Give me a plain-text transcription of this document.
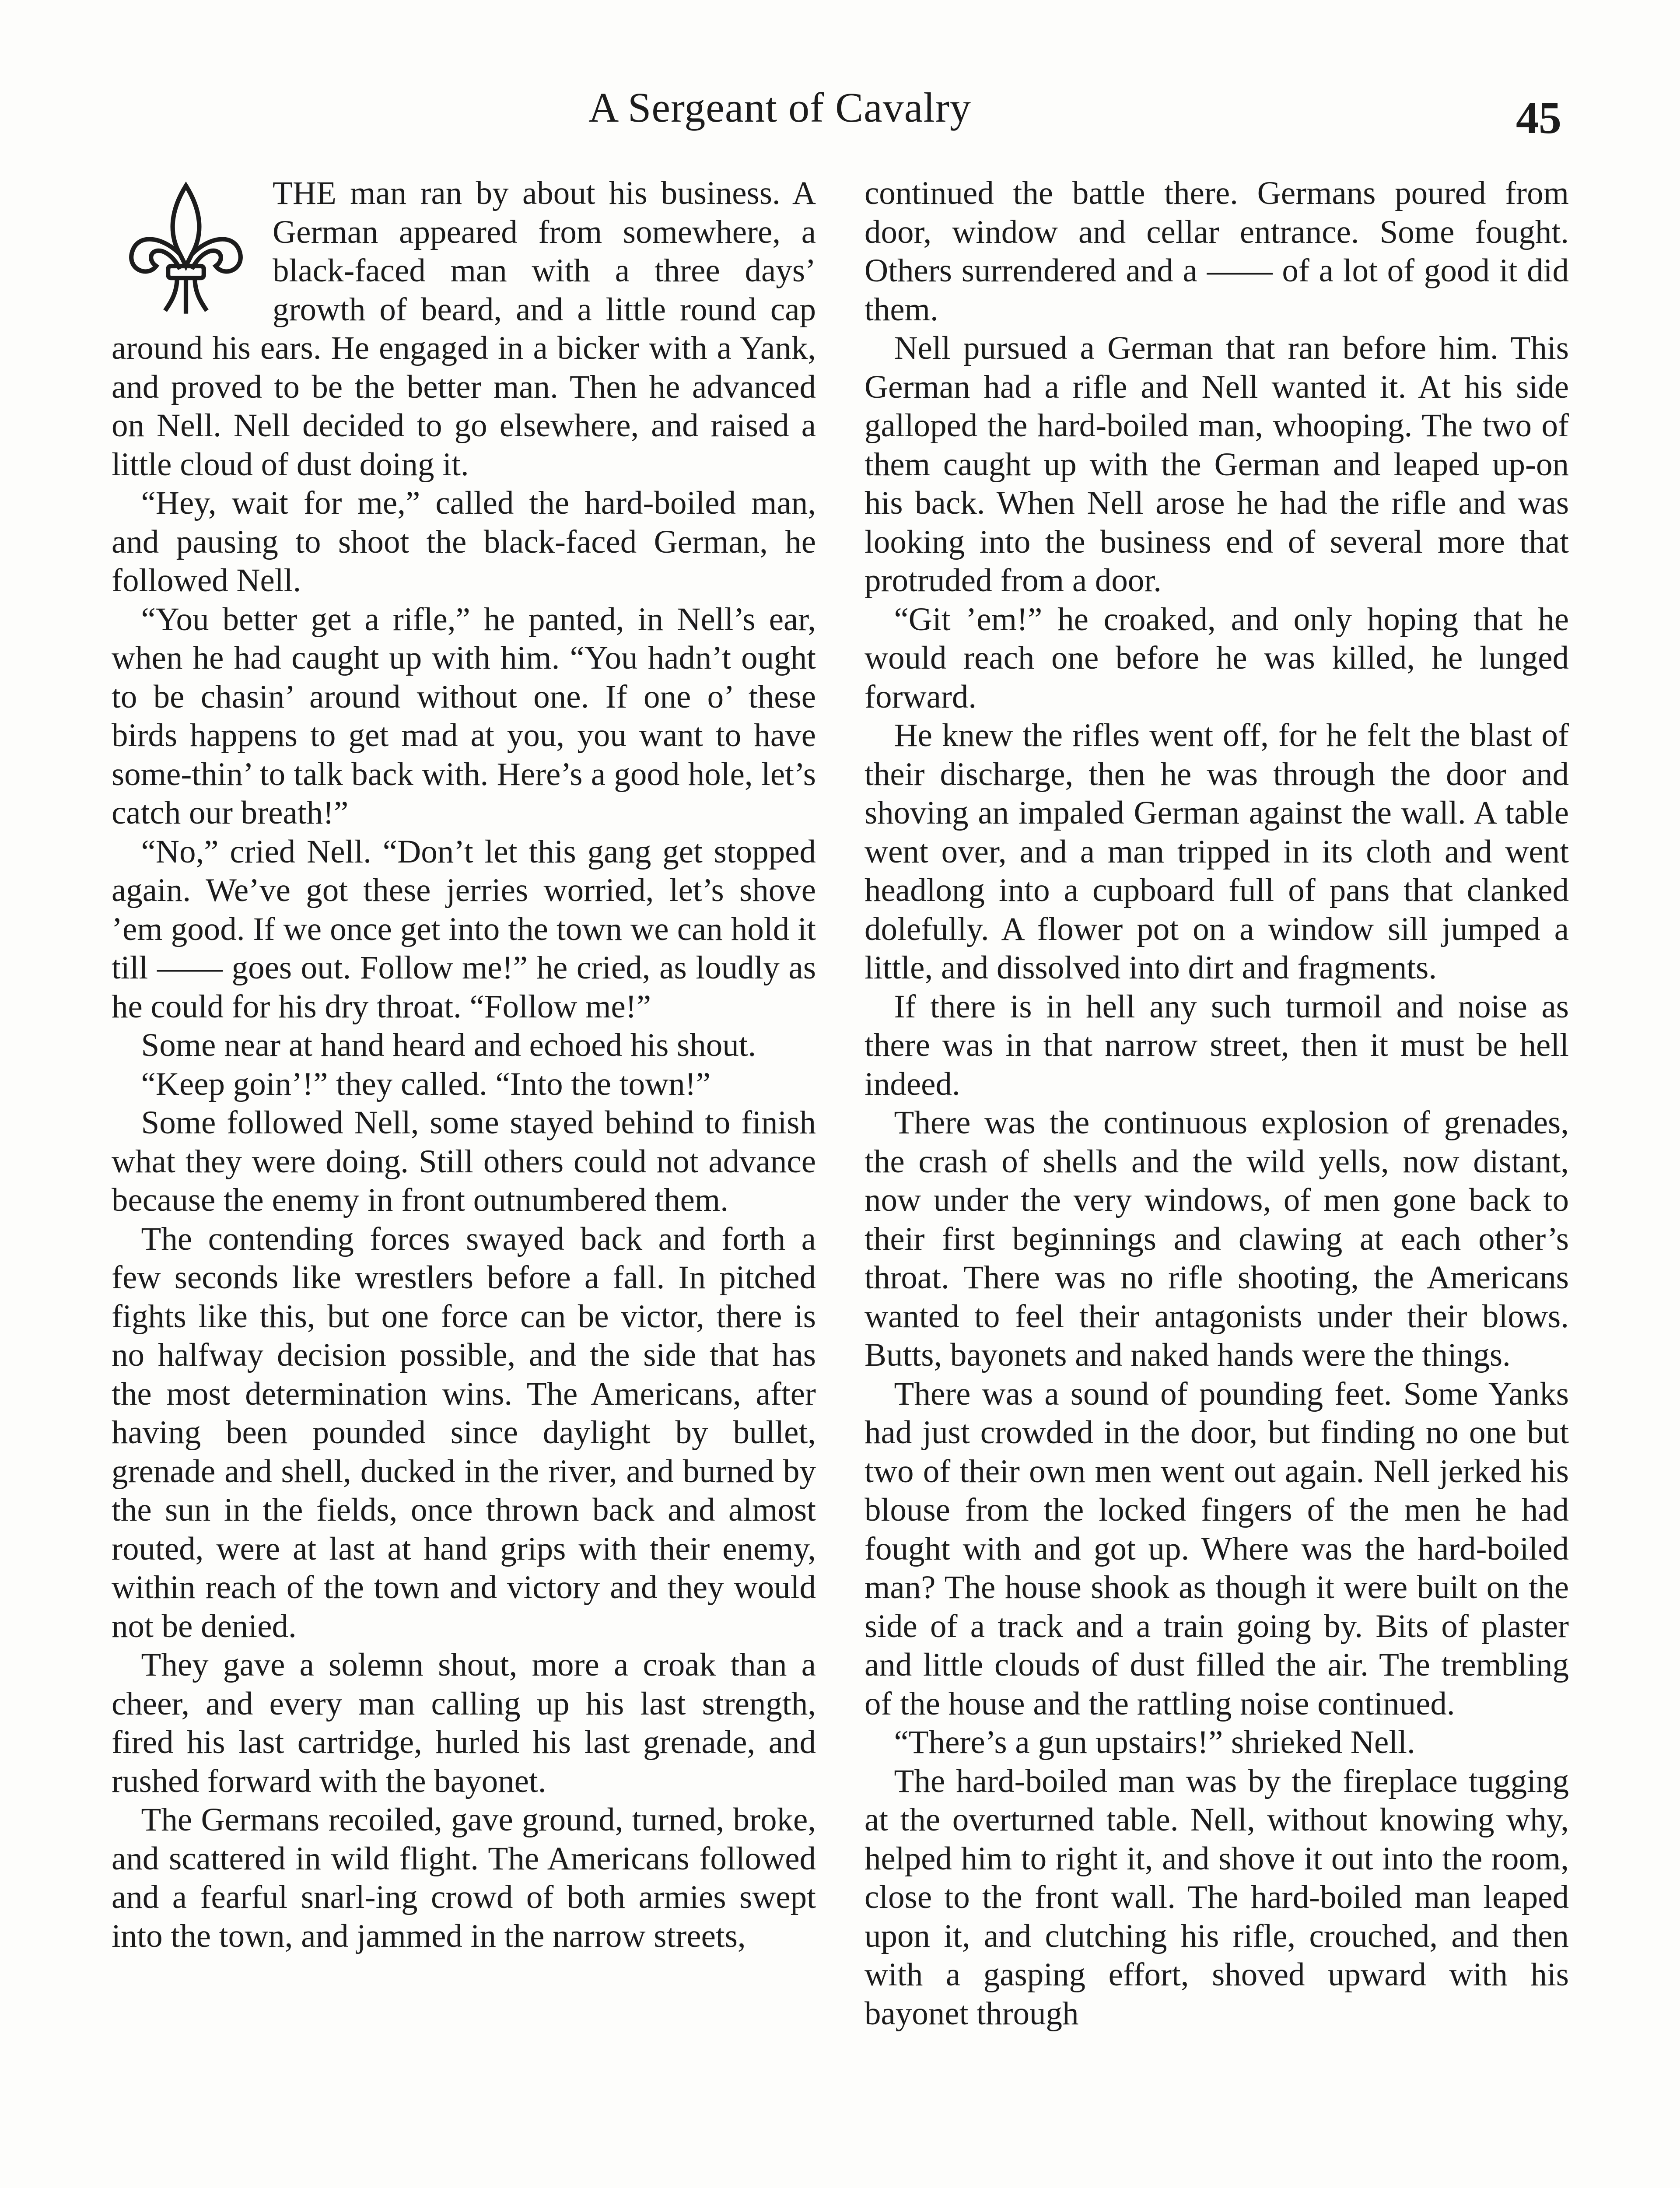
A Sergeant of Cavalry	45

THE man ran by about his business. A German appeared from somewhere, a black-faced man with a three days’ growth of beard, and a little round cap around his ears. He engaged in a bicker with a Yank, and proved to be the better man. Then he advanced on Nell. Nell decided to go elsewhere, and raised a little cloud of dust doing it.

“Hey, wait for me,” called the hard-boiled man, and pausing to shoot the black-faced German, he followed Nell.

“You better get a rifle,” he panted, in Nell’s ear, when he had caught up with him. “You hadn’t ought to be chasin’ around without one. If one o’ these birds happens to get mad at you, you want to have some-thin’ to talk back with. Here’s a good hole, let’s catch our breath!”

“No,” cried Nell. “Don’t let this gang get stopped again. We’ve got these jerries worried, let’s shove ’em good. If we once get into the town we can hold it till —— goes out. Follow me!” he cried, as loudly as he could for his dry throat. “Follow me!”

Some near at hand heard and echoed his shout.

“Keep goin’!” they called. “Into the town!”

Some followed Nell, some stayed behind to finish what they were doing. Still others could not advance because the enemy in front outnumbered them.

The contending forces swayed back and forth a few seconds like wrestlers before a fall. In pitched fights like this, but one force can be victor, there is no halfway decision possible, and the side that has the most determination wins. The Americans, after having been pounded since daylight by bullet, grenade and shell, ducked in the river, and burned by the sun in the fields, once thrown back and almost routed, were at last at hand grips with their enemy, within reach of the town and victory and they would not be denied.

They gave a solemn shout, more a croak than a cheer, and every man calling up his last strength, fired his last cartridge, hurled his last grenade, and rushed forward with the bayonet.

The Germans recoiled, gave ground, turned, broke, and scattered in wild flight. The Americans followed and a fearful snarl-ing crowd of both armies swept into the town, and jammed in the narrow streets,

continued the battle there. Germans poured from door, window and cellar entrance. Some fought. Others surrendered and a —— of a lot of good it did them.

Nell pursued a German that ran before him. This German had a rifle and Nell wanted it. At his side galloped the hard-boiled man, whooping. The two of them caught up with the German and leaped up-on his back. When Nell arose he had the rifle and was looking into the business end of several more that protruded from a door.

“Git ’em!” he croaked, and only hoping that he would reach one before he was killed, he lunged forward.

He knew the rifles went off, for he felt the blast of their discharge, then he was through the door and shoving an impaled German against the wall. A table went over, and a man tripped in its cloth and went headlong into a cupboard full of pans that clanked dolefully. A flower pot on a window sill jumped a little, and dissolved into dirt and fragments.

If there is in hell any such turmoil and noise as there was in that narrow street, then it must be hell indeed.

There was the continuous explosion of grenades, the crash of shells and the wild yells, now distant, now under the very windows, of men gone back to their first beginnings and clawing at each other’s throat. There was no rifle shooting, the Americans wanted to feel their antagonists under their blows. Butts, bayonets and naked hands were the things.

There was a sound of pounding feet. Some Yanks had just crowded in the door, but finding no one but two of their own men went out again. Nell jerked his blouse from the locked fingers of the men he had fought with and got up. Where was the hard-boiled man? The house shook as though it were built on the side of a track and a train going by. Bits of plaster and little clouds of dust filled the air. The trembling of the house and the rattling noise continued.

“There’s a gun upstairs!” shrieked Nell.

The hard-boiled man was by the fireplace tugging at the overturned table. Nell, without knowing why, helped him to right it, and shove it out into the room, close to the front wall. The hard-boiled man leaped upon it, and clutching his rifle, crouched, and then with a gasping effort, shoved upward with his bayonet through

● Task requirements:
All of the material above is to be copied exactly, except for its images.

● Answer to this exercise:
Give me a plain-text transcription of this document.
A Sergeant of Cavalry	45

THE man ran by about his business. A German appeared from somewhere, a black-faced man with a three days’ growth of beard, and a little round cap around his ears. He engaged in a bicker with a Yank, and proved to be the better man. Then he advanced on Nell. Nell decided to go elsewhere, and raised a little cloud of dust doing it.

“Hey, wait for me,” called the hard-boiled man, and pausing to shoot the black-faced German, he followed Nell.

“You better get a rifle,” he panted, in Nell’s ear, when he had caught up with him. “You hadn’t ought to be chasin’ around without one. If one o’ these birds happens to get mad at you, you want to have some-thin’ to talk back with. Here’s a good hole, let’s catch our breath!”

“No,” cried Nell. “Don’t let this gang get stopped again. We’ve got these jerries worried, let’s shove ’em good. If we once get into the town we can hold it till —— goes out. Follow me!” he cried, as loudly as he could for his dry throat. “Follow me!”

Some near at hand heard and echoed his shout.

“Keep goin’!” they called. “Into the town!”

Some followed Nell, some stayed behind to finish what they were doing. Still others could not advance because the enemy in front outnumbered them.

The contending forces swayed back and forth a few seconds like wrestlers before a fall. In pitched fights like this, but one force can be victor, there is no halfway decision possible, and the side that has the most determination wins. The Americans, after having been pounded since daylight by bullet, grenade and shell, ducked in the river, and burned by the sun in the fields, once thrown back and almost routed, were at last at hand grips with their enemy, within reach of the town and victory and they would not be denied.

They gave a solemn shout, more a croak than a cheer, and every man calling up his last strength, fired his last cartridge, hurled his last grenade, and rushed forward with the bayonet.

The Germans recoiled, gave ground, turned, broke, and scattered in wild flight. The Americans followed and a fearful snarl-ing crowd of both armies swept into the town, and jammed in the narrow streets,

continued the battle there. Germans poured from door, window and cellar entrance. Some fought. Others surrendered and a —— of a lot of good it did them.

Nell pursued a German that ran before him. This German had a rifle and Nell wanted it. At his side galloped the hard-boiled man, whooping. The two of them caught up with the German and leaped up-on his back. When Nell arose he had the rifle and was looking into the business end of several more that protruded from a door.

“Git ’em!” he croaked, and only hoping that he would reach one before he was killed, he lunged forward.

He knew the rifles went off, for he felt the blast of their discharge, then he was through the door and shoving an impaled German against the wall. A table went over, and a man tripped in its cloth and went headlong into a cupboard full of pans that clanked dolefully. A flower pot on a window sill jumped a little, and dissolved into dirt and fragments.

If there is in hell any such turmoil and noise as there was in that narrow street, then it must be hell indeed.

There was the continuous explosion of grenades, the crash of shells and the wild yells, now distant, now under the very windows, of men gone back to their first beginnings and clawing at each other’s throat. There was no rifle shooting, the Americans wanted to feel their antagonists under their blows. Butts, bayonets and naked hands were the things.

There was a sound of pounding feet. Some Yanks had just crowded in the door, but finding no one but two of their own men went out again. Nell jerked his blouse from the locked fingers of the men he had fought with and got up. Where was the hard-boiled man? The house shook as though it were built on the side of a track and a train going by. Bits of plaster and little clouds of dust filled the air. The trembling of the house and the rattling noise continued.

“There’s a gun upstairs!” shrieked Nell.

The hard-boiled man was by the fireplace tugging at the overturned table. Nell, without knowing why, helped him to right it, and shove it out into the room, close to the front wall. The hard-boiled man leaped upon it, and clutching his rifle, crouched, and then with a gasping effort, shoved upward with his bayonet through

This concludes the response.